Extracted records:
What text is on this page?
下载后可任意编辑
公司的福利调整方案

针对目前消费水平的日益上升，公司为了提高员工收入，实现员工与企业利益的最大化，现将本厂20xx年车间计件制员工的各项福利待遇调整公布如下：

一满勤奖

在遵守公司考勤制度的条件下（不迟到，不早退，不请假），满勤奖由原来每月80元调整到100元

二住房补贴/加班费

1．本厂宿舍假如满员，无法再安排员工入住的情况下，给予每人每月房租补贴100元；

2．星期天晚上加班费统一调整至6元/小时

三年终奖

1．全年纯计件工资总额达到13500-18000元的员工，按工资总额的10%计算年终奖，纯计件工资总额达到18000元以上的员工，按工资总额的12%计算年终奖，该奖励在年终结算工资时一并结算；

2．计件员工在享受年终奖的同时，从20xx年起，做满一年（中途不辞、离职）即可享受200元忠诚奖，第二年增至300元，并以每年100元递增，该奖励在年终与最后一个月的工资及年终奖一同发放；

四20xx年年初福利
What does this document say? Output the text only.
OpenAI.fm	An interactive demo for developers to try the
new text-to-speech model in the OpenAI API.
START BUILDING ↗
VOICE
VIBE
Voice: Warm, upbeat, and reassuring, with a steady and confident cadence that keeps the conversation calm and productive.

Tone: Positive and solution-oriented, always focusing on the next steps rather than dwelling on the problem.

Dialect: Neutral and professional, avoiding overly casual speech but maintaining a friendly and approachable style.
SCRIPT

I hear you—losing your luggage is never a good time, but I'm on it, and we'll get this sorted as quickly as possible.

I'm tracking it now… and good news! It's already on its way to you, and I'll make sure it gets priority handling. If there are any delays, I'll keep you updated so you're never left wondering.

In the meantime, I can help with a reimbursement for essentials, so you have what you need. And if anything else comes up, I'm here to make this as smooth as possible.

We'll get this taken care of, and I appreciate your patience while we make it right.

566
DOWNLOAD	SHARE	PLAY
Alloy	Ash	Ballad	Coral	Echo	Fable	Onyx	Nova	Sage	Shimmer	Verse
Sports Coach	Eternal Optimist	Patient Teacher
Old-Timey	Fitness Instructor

Directions: Reproduce the material verbatim, line by line.

Answer to the problem:
What text is on this page?
下载后可任意编辑
公司的福利调整方案

针对目前消费水平的日益上升，公司为了提高员工收入，实现员工与企业利益的最大化，现将本厂20xx年车间计件制员工的各项福利待遇调整公布如下：

一满勤奖

在遵守公司考勤制度的条件下（不迟到，不早退，不请假），满勤奖由原来每月80元调整到100元

二住房补贴/加班费

1．本厂宿舍假如满员，无法再安排员工入住的情况下，给予每人每月房租补贴100元；

2．星期天晚上加班费统一调整至6元/小时

三年终奖

1．全年纯计件工资总额达到13500-18000元的员工，按工资总额的10%计算年终奖，纯计件工资总额达到18000元以上的员工，按工资总额的12%计算年终奖，该奖励在年终结算工资时一并结算；

2．计件员工在享受年终奖的同时，从20xx年起，做满一年（中途不辞、离职）即可享受200元忠诚奖，第二年增至300元，并以每年100元递增，该奖励在年终与最后一个月的工资及年终奖一同发放；

四20xx年年初福利
What does this document say? Output the text only.
OpenAI.fm	An interactive demo for developers to try the
new text-to-speech model in the OpenAI API.
START BUILDING ↗
VOICE
VIBE
Voice: Warm, upbeat, and reassuring, with a steady and confident cadence that keeps the conversation calm and productive.

Tone: Positive and solution-oriented, always focusing on the next steps rather than dwelling on the problem.

Dialect: Neutral and professional, avoiding overly casual speech but maintaining a friendly and approachable style.
SCRIPT

I hear you—losing your luggage is never a good time, but I'm on it, and we'll get this sorted as quickly as possible.

I'm tracking it now… and good news! It's already on its way to you, and I'll make sure it gets priority handling. If there are any delays, I'll keep you updated so you're never left wondering.

In the meantime, I can help with a reimbursement for essentials, so you have what you need. And if anything else comes up, I'm here to make this as smooth as possible.

We'll get this taken care of, and I appreciate your patience while we make it right.

566
DOWNLOAD	SHARE	PLAY
Alloy	Ash	Ballad	Coral	Echo	Fable	Onyx	Nova	Sage	Shimmer	Verse
Sports Coach	Eternal Optimist	Patient Teacher
Old-Timey	Fitness Instructor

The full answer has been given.